• [Task objective]
In the data that follows, count each line holding the string "enrutado"; answer with the number only.

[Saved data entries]
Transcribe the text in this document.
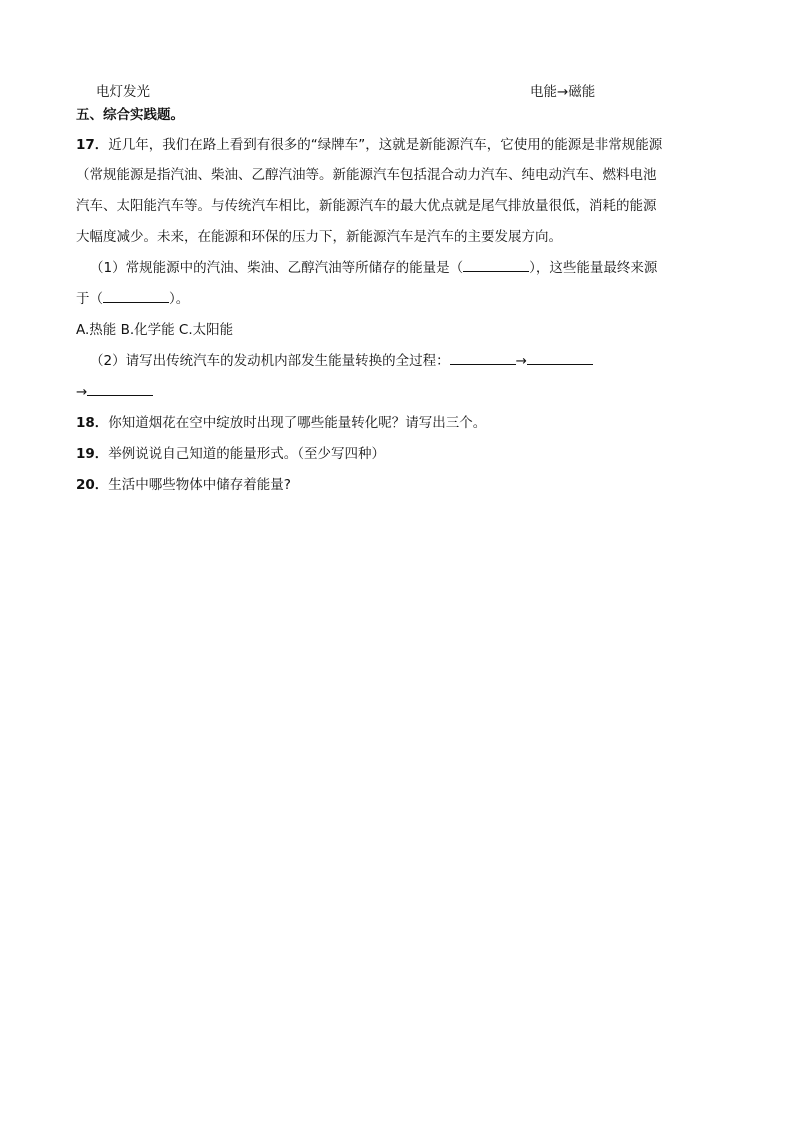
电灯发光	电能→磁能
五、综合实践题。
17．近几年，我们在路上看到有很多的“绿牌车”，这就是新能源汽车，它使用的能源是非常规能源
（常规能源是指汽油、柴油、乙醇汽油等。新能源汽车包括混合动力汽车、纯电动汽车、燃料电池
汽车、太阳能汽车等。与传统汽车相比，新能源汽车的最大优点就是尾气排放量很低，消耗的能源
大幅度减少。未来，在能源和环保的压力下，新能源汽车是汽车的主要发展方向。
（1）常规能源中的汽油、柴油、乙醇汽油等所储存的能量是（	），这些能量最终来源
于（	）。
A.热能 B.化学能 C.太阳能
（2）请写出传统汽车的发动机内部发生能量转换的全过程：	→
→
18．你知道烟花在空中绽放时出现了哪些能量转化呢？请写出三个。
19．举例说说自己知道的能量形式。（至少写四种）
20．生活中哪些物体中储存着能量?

...

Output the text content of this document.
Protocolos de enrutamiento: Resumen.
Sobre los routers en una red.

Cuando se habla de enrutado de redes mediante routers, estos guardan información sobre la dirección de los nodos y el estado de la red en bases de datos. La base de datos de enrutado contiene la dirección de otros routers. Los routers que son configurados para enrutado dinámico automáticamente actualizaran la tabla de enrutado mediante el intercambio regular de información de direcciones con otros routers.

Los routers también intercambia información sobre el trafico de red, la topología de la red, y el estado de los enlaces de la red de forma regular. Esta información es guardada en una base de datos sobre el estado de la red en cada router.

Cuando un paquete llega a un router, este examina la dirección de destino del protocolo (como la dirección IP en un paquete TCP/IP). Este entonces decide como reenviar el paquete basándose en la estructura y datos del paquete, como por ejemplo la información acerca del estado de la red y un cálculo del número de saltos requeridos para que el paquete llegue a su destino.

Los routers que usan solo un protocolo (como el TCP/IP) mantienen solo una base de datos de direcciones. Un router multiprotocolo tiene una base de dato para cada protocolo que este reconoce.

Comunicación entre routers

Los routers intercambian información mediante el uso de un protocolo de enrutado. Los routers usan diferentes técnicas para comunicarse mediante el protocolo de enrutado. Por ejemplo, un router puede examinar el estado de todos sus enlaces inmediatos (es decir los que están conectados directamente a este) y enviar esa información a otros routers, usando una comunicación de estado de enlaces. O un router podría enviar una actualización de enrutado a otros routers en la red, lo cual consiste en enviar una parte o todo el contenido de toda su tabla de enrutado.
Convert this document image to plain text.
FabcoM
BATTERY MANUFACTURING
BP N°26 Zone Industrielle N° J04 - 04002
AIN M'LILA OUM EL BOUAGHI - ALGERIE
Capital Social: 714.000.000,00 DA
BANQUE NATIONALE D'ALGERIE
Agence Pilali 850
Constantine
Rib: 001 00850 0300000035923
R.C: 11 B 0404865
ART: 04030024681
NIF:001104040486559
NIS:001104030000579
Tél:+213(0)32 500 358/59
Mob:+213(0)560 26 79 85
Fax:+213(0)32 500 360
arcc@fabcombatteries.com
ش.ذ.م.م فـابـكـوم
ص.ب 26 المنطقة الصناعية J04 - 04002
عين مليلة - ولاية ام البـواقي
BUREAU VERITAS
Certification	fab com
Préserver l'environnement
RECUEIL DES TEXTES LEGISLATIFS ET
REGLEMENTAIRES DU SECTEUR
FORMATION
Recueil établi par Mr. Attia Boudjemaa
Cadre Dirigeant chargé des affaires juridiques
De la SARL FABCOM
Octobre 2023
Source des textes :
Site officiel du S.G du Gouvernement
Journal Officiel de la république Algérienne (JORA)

...

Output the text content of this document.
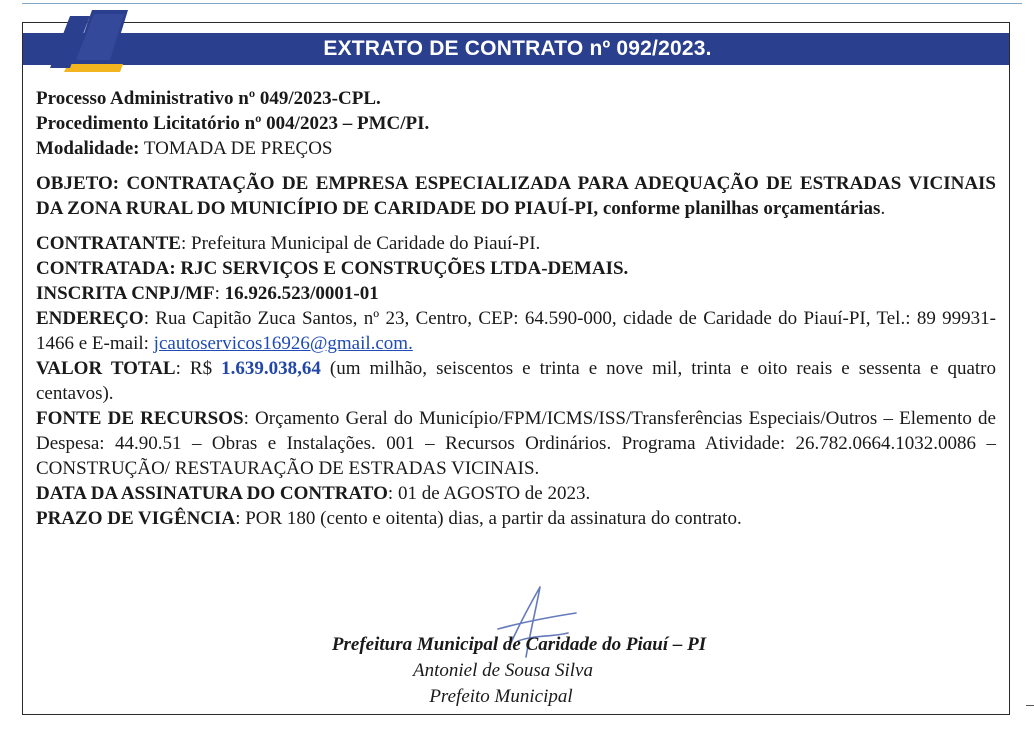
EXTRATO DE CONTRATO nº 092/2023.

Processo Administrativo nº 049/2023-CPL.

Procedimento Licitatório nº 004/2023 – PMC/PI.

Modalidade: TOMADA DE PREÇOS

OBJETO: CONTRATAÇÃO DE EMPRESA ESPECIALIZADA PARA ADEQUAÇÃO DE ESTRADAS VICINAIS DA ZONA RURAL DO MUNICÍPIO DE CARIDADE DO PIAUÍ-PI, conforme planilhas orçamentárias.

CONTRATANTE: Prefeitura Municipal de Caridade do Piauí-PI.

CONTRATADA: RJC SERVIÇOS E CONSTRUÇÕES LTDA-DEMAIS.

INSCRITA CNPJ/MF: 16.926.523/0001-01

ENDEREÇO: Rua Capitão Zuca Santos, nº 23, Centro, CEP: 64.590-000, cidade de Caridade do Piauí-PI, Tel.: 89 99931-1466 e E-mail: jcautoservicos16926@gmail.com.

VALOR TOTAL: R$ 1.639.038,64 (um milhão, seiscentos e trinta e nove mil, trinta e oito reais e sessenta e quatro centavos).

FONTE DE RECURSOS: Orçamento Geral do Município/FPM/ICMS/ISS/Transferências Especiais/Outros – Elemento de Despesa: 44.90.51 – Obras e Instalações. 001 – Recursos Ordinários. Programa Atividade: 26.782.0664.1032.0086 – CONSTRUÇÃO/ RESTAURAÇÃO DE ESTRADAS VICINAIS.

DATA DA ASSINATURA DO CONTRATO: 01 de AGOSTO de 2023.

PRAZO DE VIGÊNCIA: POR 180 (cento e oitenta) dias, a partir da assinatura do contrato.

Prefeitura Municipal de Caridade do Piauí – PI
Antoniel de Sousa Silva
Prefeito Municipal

• [Worked answer]
2